Objective:
What lines of the data include the string "JSON"? Copy them all.

Material provided:
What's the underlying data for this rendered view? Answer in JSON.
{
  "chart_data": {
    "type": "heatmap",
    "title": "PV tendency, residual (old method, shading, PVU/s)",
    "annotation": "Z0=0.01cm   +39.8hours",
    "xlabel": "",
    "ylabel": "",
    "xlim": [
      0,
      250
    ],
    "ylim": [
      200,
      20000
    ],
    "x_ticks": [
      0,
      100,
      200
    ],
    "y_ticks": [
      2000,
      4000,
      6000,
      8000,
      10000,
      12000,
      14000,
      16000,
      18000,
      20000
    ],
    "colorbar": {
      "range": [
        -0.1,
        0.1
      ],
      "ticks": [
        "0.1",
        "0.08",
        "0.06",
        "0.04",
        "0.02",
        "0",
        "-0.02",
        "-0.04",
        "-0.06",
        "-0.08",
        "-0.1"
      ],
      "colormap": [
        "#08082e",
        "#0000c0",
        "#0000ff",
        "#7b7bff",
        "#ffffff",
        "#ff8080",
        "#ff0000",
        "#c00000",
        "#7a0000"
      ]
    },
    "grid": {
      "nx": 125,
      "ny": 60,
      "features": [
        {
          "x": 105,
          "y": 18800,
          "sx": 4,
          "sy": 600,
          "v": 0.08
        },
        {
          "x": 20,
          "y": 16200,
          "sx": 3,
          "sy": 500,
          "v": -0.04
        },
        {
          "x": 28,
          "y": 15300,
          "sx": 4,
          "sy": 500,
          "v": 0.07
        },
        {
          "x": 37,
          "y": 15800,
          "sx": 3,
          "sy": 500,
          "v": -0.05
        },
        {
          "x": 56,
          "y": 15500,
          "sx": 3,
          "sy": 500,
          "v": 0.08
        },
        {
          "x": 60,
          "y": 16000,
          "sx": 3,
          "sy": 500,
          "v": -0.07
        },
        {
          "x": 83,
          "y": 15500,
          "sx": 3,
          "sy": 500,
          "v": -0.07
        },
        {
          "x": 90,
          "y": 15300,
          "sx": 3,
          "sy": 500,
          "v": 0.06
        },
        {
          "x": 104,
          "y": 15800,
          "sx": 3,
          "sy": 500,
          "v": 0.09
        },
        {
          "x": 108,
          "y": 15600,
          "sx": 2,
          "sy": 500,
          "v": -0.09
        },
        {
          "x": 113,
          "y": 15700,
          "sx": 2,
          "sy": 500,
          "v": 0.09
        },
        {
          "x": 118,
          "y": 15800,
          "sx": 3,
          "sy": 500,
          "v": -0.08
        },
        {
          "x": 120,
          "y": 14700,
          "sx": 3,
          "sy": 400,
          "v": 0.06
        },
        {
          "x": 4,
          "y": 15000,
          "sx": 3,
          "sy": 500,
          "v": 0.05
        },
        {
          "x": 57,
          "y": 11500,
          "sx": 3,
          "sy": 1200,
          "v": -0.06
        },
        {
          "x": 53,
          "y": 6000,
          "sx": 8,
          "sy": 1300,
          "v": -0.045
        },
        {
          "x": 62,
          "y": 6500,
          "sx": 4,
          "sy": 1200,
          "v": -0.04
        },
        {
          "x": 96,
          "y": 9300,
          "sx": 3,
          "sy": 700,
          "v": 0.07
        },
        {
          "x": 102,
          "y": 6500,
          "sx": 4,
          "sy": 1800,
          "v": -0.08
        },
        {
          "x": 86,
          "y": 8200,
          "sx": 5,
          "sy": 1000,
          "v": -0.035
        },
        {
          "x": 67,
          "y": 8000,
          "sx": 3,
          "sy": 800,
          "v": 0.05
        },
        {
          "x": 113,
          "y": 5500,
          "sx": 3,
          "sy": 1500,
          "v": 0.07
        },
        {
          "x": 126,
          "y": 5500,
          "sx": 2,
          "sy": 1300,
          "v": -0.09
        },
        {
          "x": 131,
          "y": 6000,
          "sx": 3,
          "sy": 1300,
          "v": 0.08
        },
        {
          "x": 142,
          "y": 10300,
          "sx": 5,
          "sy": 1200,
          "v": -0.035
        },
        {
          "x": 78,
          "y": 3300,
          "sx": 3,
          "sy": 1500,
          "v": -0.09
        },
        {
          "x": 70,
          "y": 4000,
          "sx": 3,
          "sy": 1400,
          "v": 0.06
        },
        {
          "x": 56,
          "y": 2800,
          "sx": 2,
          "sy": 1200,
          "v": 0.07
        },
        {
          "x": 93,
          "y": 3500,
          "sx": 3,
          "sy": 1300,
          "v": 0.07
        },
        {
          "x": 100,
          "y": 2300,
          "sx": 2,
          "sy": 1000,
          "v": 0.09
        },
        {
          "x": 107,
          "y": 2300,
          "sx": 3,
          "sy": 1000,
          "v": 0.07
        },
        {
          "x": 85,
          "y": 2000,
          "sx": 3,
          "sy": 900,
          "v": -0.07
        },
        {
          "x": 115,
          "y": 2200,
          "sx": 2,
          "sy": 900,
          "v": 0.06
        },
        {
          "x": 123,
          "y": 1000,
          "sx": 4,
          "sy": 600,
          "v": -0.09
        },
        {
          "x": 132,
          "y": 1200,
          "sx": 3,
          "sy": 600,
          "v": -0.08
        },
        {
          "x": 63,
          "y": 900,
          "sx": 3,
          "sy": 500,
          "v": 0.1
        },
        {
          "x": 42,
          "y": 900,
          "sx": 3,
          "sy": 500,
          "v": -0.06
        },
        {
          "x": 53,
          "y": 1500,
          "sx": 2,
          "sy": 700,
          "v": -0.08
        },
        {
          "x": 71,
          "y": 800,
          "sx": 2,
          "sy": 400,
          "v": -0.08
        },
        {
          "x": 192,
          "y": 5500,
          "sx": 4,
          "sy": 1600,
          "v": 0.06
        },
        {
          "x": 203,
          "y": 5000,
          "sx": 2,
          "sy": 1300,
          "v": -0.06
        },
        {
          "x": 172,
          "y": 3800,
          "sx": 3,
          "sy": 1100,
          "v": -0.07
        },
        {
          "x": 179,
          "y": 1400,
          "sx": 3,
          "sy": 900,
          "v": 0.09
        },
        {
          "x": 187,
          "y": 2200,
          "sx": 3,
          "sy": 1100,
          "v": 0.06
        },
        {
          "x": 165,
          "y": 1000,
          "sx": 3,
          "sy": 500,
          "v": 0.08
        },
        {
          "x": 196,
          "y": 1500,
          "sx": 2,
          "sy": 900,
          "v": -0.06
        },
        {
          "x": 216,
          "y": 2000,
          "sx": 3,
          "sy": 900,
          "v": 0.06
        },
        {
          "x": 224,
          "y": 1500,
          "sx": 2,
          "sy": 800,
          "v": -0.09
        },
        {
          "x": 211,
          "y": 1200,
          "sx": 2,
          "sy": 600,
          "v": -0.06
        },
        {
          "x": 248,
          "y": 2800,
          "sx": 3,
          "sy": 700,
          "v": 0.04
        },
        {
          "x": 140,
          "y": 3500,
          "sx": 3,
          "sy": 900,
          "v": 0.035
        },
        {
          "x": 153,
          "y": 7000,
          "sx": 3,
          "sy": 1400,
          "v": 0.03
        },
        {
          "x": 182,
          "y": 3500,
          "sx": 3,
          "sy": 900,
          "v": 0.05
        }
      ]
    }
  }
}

...

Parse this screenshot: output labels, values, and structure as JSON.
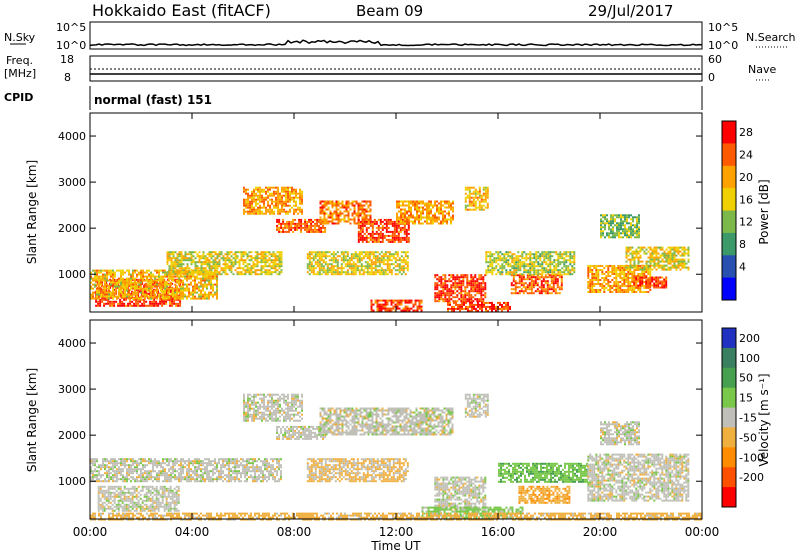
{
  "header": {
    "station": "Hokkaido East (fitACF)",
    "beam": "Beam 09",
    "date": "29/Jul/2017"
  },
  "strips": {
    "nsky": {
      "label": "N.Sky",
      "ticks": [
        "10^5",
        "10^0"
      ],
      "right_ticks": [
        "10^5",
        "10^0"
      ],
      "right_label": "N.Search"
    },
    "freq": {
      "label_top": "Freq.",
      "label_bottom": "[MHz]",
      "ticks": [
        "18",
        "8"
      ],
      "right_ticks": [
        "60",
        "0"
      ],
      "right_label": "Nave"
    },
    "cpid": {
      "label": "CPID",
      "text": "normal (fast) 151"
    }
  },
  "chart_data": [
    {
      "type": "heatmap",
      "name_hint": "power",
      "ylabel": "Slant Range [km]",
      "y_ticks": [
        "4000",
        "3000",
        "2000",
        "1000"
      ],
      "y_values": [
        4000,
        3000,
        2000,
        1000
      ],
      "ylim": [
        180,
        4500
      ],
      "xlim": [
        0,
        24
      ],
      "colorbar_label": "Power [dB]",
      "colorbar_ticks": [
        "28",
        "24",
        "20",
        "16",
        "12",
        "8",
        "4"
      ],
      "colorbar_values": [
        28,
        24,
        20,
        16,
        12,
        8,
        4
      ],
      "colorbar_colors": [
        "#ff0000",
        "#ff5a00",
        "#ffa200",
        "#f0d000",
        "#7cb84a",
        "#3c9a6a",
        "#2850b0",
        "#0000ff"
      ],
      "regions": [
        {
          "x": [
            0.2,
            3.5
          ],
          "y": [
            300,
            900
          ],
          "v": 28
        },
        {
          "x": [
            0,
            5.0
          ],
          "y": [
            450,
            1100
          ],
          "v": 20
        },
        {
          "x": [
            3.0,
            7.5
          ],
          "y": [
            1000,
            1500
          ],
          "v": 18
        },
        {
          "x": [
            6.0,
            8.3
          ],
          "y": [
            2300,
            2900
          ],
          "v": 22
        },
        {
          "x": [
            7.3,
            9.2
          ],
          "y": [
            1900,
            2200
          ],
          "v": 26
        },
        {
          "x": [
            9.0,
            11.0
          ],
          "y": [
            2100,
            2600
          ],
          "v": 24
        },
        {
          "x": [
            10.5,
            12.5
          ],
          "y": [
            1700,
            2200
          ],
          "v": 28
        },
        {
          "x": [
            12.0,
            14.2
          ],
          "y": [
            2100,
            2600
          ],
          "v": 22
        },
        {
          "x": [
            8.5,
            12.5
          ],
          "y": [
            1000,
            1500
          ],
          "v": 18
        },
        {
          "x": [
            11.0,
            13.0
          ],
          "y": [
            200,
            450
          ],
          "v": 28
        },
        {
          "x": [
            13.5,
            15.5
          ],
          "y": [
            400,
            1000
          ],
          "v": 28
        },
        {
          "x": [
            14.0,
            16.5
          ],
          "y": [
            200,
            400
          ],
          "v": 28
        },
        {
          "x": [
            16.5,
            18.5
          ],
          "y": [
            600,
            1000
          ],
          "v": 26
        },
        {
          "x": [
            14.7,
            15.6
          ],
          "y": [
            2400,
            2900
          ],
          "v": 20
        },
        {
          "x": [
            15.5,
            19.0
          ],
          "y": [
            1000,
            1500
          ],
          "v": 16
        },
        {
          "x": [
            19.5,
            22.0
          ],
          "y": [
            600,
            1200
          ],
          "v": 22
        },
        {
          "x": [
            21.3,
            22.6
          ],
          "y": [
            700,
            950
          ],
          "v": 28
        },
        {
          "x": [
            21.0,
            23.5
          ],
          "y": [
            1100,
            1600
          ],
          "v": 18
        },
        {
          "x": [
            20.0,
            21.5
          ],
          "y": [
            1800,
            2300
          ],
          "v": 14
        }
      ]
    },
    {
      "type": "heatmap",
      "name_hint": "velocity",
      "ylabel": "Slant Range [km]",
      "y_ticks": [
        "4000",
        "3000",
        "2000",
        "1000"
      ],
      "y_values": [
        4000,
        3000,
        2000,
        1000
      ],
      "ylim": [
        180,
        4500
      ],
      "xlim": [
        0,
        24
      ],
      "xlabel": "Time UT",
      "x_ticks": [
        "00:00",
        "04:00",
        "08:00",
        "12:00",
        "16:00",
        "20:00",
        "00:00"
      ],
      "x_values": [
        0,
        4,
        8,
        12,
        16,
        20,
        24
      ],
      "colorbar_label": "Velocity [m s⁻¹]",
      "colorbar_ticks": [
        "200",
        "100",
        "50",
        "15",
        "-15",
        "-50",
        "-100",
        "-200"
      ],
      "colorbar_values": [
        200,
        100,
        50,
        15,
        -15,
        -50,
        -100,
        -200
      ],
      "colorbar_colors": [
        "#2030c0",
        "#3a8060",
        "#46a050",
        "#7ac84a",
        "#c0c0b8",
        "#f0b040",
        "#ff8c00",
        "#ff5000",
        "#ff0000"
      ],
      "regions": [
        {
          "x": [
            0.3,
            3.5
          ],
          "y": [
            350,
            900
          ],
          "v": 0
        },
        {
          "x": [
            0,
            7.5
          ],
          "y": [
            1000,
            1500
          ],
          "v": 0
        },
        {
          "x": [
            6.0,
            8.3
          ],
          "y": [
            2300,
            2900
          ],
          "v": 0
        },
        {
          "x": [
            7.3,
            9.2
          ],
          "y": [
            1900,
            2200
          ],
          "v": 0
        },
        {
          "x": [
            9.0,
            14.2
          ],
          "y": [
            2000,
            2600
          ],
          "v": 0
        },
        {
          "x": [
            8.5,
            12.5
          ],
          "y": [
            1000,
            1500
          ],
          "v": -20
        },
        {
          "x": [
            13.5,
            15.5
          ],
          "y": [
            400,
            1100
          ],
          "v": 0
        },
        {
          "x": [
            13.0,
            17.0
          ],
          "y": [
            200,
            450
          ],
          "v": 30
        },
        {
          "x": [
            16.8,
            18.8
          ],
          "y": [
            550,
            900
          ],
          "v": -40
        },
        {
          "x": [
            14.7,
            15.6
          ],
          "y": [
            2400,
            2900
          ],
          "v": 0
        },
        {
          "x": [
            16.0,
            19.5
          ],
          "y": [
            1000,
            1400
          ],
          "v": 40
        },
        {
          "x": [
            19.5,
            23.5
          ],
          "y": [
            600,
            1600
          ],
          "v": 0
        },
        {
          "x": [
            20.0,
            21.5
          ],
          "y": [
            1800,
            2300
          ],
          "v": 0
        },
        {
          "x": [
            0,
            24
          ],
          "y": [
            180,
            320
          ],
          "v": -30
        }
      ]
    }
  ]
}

Solution to this exercise:
What's the underlying data for this rendered view? Answer in JSON.
Parse this screenshot: output labels, values, and structure as JSON.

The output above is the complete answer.